#### [PROBLEM A]
Copy the passage of the report on far-right recruitment from "Concerns about far-right" to "a Welsh village.".

>> START PAGE EXCERPT

Europe's Far Right Is Recruiting From the Military and Police to Get More Weapons

Far-right groups are trying to build up their combat skills and capitalize on new recruits' expertise in surveillance, a new report warns.
europol far right report

A confidential report by the European Union’s police agency warns that far-right groups across the bloc are increasingly recruiting from the army and police in an attempt to boost their access to weapons and capacity for violence.

The Europol “strategic report,” obtained by German media outlets Süddeutsche Zeitung, WDR and NDR, says that far-right organizations are targeting the security services.

“In order to build up their physical abilities and combat skills, members of extremist far-right groups are attempting to win over members from the military and security services in order to learn their expertise in the area of surveillance and combat-readiness,” said the report.


Concerns about far-right activity in the security services have been growing in a number of European countries following a series of high-profile recent cases.

In March, Mikko Vehvilainen, a British army corporal who had served in Afghanistan, was jailed for eight years for using his position in the military to trying to recruit fellow soldiers into the banned neo-Nazi group National Action. The 34-year-old believed in an impending race war and was planning to establish an all-white colony in a Welsh village.

>> END PAGE EXCERPT

#### [PROBLEM B]
Repeat the records from the first line through the line containing "outcome-item: • Demonstrate", reproducing each line unchanged.

>> START SUPPLIED INFORMATION

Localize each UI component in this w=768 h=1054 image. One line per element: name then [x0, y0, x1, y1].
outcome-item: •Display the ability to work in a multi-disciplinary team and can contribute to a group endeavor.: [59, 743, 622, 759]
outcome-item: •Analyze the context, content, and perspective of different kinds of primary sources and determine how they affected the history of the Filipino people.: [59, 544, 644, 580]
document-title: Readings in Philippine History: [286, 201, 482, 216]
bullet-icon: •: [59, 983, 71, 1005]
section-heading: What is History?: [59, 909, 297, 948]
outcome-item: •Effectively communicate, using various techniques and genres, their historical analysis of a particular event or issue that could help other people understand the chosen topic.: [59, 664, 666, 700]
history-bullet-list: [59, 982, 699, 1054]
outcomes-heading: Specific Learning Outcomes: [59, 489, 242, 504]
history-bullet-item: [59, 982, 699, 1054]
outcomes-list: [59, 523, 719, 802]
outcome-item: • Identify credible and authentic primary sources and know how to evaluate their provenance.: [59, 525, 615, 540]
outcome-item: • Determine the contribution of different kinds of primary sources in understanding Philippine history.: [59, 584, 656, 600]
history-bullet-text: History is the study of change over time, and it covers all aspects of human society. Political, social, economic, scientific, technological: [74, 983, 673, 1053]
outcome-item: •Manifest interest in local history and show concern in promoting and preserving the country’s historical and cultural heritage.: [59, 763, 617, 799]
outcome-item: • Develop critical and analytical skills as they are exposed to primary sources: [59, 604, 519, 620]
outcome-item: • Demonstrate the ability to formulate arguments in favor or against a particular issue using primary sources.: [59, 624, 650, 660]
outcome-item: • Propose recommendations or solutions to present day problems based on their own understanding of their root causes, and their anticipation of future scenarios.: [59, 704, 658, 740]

>> END SUPPLIED INFORMATION

#### [EXERCISE SOLUTION A]
Concerns about far-right activity in the security services have been growing in a number of European countries following a series of high-profile recent cases.

In March, Mikko Vehvilainen, a British army corporal who had served in Afghanistan, was jailed for eight years for using his position in the military to trying to recruit fellow soldiers into the banned neo-Nazi group National Action. The 34-year-old believed in an impending race war and was planning to establish an all-white colony in a Welsh village.

#### [EXERCISE SOLUTION B]
Localize each UI component in this w=768 h=1054 image. One line per element: name then [x0, y0, x1, y1].
outcome-item: •Display the ability to work in a multi-disciplinary team and can contribute to a group endeavor.: [59, 743, 622, 759]
outcome-item: •Analyze the context, content, and perspective of different kinds of primary sources and determine how they affected the history of the Filipino people.: [59, 544, 644, 580]
document-title: Readings in Philippine History: [286, 201, 482, 216]
bullet-icon: •: [59, 983, 71, 1005]
section-heading: What is History?: [59, 909, 297, 948]
outcome-item: •Effectively communicate, using various techniques and genres, their historical analysis of a particular event or issue that could help other people understand the chosen topic.: [59, 664, 666, 700]
history-bullet-list: [59, 982, 699, 1054]
outcomes-heading: Specific Learning Outcomes: [59, 489, 242, 504]
history-bullet-item: [59, 982, 699, 1054]
outcomes-list: [59, 523, 719, 802]
outcome-item: • Identify credible and authentic primary sources and know how to evaluate their provenance.: [59, 525, 615, 540]
outcome-item: • Determine the contribution of different kinds of primary sources in understanding Philippine history.: [59, 584, 656, 600]
history-bullet-text: History is the study of change over time, and it covers all aspects of human society. Political, social, economic, scientific, technological: [74, 983, 673, 1053]
outcome-item: •Manifest interest in local history and show concern in promoting and preserving the country’s historical and cultural heritage.: [59, 763, 617, 799]
outcome-item: • Develop critical and analytical skills as they are exposed to primary sources: [59, 604, 519, 620]
outcome-item: • Demonstrate the ability to formulate arguments in favor or against a particular issue using primary sources.: [59, 624, 650, 660]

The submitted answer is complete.